» YOUR OBJECTIVE: Output every entry exactly as written.

[BEGIN WORKING DATA]

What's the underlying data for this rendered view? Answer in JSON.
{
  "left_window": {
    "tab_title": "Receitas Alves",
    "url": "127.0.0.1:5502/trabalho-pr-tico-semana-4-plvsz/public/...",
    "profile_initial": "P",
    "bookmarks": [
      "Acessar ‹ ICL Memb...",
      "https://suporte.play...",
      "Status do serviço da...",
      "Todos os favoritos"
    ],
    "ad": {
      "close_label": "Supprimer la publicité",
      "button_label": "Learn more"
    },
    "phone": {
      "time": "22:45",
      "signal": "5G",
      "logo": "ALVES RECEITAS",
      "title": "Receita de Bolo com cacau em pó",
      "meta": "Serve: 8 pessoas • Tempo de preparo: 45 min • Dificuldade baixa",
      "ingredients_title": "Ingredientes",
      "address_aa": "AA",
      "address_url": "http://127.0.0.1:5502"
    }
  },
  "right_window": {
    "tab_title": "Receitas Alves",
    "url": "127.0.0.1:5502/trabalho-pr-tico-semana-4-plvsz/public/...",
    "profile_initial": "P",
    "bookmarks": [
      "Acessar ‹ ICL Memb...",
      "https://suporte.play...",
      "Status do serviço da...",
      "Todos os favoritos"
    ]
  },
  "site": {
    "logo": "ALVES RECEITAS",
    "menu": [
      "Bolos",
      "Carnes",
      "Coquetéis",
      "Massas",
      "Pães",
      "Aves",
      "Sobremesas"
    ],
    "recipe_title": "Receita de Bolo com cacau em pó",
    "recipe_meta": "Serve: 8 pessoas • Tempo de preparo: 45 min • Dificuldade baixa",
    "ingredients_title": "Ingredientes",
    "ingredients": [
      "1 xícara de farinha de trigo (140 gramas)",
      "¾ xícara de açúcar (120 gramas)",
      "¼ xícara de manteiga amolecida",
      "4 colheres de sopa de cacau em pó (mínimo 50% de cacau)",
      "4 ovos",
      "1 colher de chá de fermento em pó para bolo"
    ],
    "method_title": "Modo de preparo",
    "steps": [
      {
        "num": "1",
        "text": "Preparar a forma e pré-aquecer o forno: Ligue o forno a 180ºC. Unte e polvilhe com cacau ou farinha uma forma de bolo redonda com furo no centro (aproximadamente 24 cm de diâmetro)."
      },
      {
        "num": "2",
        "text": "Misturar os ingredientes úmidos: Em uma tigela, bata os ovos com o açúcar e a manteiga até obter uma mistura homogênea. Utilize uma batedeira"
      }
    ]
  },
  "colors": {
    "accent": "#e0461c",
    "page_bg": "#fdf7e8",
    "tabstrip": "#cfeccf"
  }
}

[END WORKING DATA]

» FULL OUTPUT:
What's the underlying data for this rendered view? Answer in JSON.
{
  "left_window": {
    "tab_title": "Receitas Alves",
    "url": "127.0.0.1:5502/trabalho-pr-tico-semana-4-plvsz/public/...",
    "profile_initial": "P",
    "bookmarks": [
      "Acessar ‹ ICL Memb...",
      "https://suporte.play...",
      "Status do serviço da...",
      "Todos os favoritos"
    ],
    "ad": {
      "close_label": "Supprimer la publicité",
      "button_label": "Learn more"
    },
    "phone": {
      "time": "22:45",
      "signal": "5G",
      "logo": "ALVES RECEITAS",
      "title": "Receita de Bolo com cacau em pó",
      "meta": "Serve: 8 pessoas • Tempo de preparo: 45 min • Dificuldade baixa",
      "ingredients_title": "Ingredientes",
      "address_aa": "AA",
      "address_url": "http://127.0.0.1:5502"
    }
  },
  "right_window": {
    "tab_title": "Receitas Alves",
    "url": "127.0.0.1:5502/trabalho-pr-tico-semana-4-plvsz/public/...",
    "profile_initial": "P",
    "bookmarks": [
      "Acessar ‹ ICL Memb...",
      "https://suporte.play...",
      "Status do serviço da...",
      "Todos os favoritos"
    ]
  },
  "site": {
    "logo": "ALVES RECEITAS",
    "menu": [
      "Bolos",
      "Carnes",
      "Coquetéis",
      "Massas",
      "Pães",
      "Aves",
      "Sobremesas"
    ],
    "recipe_title": "Receita de Bolo com cacau em pó",
    "recipe_meta": "Serve: 8 pessoas • Tempo de preparo: 45 min • Dificuldade baixa",
    "ingredients_title": "Ingredientes",
    "ingredients": [
      "1 xícara de farinha de trigo (140 gramas)",
      "¾ xícara de açúcar (120 gramas)",
      "¼ xícara de manteiga amolecida",
      "4 colheres de sopa de cacau em pó (mínimo 50% de cacau)",
      "4 ovos",
      "1 colher de chá de fermento em pó para bolo"
    ],
    "method_title": "Modo de preparo",
    "steps": [
      {
        "num": "1",
        "text": "Preparar a forma e pré-aquecer o forno: Ligue o forno a 180ºC. Unte e polvilhe com cacau ou farinha uma forma de bolo redonda com furo no centro (aproximadamente 24 cm de diâmetro)."
      },
      {
        "num": "2",
        "text": "Misturar os ingredientes úmidos: Em uma tigela, bata os ovos com o açúcar e a manteiga até obter uma mistura homogênea. Utilize uma batedeira"
      }
    ]
  },
  "colors": {
    "accent": "#e0461c",
    "page_bg": "#fdf7e8",
    "tabstrip": "#cfeccf"
  }
}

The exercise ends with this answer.